**WHAT THIS TASK INVOLVES:** Check each line of the records for "vlastenecký"; collect those that have it.

┌────────

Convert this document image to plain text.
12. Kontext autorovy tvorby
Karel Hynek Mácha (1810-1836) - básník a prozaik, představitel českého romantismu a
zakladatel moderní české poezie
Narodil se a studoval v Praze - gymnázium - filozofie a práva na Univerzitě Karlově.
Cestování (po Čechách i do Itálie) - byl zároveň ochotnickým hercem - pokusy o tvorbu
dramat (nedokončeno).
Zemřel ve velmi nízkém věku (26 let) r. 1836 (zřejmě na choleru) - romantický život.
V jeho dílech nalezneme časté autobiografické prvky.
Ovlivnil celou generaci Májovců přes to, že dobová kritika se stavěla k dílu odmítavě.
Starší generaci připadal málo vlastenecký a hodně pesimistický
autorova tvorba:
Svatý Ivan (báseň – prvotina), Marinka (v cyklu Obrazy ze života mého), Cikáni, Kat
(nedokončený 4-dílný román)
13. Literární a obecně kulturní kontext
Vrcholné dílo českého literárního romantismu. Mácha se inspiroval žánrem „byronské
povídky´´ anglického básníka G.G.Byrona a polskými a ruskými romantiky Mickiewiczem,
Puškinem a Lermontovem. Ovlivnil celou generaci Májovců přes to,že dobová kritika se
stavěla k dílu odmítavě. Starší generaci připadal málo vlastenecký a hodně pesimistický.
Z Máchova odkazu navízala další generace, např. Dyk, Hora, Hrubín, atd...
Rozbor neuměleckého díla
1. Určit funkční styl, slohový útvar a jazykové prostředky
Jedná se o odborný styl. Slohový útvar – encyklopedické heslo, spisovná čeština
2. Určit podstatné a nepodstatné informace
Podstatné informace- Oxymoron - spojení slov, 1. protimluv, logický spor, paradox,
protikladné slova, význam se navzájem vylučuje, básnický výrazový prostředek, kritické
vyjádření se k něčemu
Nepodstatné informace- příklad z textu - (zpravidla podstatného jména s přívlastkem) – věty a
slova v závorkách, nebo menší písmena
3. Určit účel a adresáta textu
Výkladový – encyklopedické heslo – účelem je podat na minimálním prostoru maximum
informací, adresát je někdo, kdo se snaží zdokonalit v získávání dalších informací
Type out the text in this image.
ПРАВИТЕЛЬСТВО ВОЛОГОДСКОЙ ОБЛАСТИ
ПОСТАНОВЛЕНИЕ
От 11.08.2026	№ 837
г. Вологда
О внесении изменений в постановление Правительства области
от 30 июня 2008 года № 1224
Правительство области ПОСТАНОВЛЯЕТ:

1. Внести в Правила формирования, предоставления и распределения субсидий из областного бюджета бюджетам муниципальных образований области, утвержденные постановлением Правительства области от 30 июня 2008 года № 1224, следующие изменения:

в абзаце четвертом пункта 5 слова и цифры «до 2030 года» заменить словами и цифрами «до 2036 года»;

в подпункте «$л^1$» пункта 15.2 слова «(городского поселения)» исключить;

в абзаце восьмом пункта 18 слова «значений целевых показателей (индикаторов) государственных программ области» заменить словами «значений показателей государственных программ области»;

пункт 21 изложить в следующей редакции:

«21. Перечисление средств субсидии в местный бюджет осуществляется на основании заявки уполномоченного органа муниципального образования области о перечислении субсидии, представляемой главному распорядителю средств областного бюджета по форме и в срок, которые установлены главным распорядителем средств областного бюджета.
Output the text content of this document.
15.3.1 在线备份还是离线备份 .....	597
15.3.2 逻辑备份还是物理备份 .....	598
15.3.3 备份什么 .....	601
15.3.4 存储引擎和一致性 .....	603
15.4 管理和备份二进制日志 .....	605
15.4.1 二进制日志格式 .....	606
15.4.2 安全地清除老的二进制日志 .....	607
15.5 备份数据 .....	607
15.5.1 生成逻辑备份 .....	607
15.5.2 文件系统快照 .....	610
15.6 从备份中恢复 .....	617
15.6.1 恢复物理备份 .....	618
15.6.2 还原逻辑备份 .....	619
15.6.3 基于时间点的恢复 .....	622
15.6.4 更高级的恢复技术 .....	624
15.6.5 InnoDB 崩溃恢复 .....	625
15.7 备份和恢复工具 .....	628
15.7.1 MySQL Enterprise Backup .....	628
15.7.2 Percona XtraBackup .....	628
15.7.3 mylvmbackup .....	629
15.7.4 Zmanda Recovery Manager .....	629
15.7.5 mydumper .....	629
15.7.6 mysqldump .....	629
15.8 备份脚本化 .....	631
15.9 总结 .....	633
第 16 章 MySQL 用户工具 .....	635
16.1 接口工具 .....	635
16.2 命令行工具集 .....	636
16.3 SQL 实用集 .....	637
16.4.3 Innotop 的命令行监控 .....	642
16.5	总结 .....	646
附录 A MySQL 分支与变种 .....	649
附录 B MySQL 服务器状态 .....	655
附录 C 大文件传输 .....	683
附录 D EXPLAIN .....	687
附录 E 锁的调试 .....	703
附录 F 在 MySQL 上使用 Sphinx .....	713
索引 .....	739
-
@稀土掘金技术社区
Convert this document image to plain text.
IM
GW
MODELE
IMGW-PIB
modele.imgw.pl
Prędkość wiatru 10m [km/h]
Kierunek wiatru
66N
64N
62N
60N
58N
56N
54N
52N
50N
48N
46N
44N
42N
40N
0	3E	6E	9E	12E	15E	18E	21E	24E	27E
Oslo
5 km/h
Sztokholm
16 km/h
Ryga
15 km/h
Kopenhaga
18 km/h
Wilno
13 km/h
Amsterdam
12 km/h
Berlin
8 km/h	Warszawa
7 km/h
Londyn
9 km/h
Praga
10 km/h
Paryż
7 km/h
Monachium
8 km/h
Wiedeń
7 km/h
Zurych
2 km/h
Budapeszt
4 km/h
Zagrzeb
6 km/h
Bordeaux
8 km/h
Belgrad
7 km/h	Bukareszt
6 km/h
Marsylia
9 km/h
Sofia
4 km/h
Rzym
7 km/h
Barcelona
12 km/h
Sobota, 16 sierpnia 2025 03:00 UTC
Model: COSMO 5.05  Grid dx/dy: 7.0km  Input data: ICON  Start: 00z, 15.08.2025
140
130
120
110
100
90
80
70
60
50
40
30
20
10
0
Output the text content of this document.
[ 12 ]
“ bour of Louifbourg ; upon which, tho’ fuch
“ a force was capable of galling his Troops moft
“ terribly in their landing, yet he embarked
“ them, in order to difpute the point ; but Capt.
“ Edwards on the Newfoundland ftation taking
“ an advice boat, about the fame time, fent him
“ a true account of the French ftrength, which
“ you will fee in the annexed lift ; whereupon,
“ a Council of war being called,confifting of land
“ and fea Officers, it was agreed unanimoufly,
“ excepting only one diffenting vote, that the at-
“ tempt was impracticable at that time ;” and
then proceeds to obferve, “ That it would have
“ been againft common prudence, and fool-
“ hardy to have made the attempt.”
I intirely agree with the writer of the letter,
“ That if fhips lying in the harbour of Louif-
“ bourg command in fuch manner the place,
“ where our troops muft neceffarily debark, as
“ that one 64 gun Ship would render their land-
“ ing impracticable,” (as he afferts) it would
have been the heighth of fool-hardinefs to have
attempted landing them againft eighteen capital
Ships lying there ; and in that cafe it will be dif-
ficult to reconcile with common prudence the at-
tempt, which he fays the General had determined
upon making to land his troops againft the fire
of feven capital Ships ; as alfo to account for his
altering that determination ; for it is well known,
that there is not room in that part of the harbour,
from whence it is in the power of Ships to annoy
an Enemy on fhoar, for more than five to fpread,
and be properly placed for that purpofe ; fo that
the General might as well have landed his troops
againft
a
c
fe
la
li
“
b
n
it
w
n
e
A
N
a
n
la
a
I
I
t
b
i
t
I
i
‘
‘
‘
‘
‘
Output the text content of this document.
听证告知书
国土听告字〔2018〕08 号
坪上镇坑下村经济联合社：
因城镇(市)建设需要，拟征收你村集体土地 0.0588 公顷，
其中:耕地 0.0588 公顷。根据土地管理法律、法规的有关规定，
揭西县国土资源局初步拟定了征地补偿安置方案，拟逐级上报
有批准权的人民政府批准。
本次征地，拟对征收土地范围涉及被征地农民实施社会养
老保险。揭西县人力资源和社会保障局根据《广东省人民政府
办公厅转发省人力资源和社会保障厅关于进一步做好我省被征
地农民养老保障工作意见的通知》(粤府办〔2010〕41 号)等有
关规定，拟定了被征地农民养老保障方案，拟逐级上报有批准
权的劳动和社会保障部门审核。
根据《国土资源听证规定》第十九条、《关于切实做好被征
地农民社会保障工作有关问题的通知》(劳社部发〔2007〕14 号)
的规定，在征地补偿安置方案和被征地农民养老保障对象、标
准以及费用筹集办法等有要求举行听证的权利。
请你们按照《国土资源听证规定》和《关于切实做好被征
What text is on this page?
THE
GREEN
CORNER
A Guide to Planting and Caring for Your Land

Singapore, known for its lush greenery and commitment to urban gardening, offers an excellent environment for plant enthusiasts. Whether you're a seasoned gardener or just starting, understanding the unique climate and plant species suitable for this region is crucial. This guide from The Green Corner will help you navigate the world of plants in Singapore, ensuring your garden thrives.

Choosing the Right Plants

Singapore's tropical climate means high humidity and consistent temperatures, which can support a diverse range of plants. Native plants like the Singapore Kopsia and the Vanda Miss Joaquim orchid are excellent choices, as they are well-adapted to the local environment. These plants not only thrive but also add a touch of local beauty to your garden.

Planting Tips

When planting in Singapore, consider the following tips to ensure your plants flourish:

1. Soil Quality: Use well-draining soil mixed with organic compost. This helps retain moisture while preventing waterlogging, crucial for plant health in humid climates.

└────────

**RESULT FOR THIS EXERCISE:**
Starší generaci připadal málo vlastenecký a hodně pesimistický
stavěla k dílu odmítavě. Starší generaci připadal málo vlastenecký a hodně pesimistický.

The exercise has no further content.